> **What you will do**:
Copy out all lines where "proprietà" appears.
+---+
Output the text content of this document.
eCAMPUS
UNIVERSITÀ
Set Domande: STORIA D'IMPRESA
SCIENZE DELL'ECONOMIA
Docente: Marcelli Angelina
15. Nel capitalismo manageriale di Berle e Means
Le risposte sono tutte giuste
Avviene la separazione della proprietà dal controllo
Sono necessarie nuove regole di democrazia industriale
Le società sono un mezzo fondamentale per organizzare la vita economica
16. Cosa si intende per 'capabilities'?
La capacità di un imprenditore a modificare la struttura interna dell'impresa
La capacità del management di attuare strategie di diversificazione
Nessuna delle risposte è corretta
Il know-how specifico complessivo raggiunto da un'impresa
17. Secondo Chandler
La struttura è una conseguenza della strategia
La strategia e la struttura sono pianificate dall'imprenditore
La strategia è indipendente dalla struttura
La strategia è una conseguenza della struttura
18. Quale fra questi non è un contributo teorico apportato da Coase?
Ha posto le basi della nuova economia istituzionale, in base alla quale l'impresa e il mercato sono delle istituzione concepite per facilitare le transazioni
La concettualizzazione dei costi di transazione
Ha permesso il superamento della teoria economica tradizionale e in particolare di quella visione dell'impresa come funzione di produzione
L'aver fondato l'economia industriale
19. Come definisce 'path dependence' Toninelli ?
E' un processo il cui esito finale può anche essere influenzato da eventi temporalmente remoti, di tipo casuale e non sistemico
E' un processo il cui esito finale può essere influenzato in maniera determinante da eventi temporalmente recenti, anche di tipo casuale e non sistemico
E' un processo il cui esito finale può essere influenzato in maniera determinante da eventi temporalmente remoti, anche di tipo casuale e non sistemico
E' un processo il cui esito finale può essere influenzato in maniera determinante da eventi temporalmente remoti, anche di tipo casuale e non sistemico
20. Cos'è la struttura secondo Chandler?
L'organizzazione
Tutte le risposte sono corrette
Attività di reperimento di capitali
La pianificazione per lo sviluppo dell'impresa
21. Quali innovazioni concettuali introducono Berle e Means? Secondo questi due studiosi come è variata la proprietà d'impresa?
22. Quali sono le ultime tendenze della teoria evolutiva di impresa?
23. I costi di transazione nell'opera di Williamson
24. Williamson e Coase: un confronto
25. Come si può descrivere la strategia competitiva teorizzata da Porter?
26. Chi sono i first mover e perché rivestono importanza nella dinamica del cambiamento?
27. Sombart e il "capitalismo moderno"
+---+
> **Finished task**:
Avviene la separazione della proprietà dal controllo
21. Quali innovazioni concettuali introducono Berle e Means? Secondo questi due studiosi come è variata la proprietà d'impresa?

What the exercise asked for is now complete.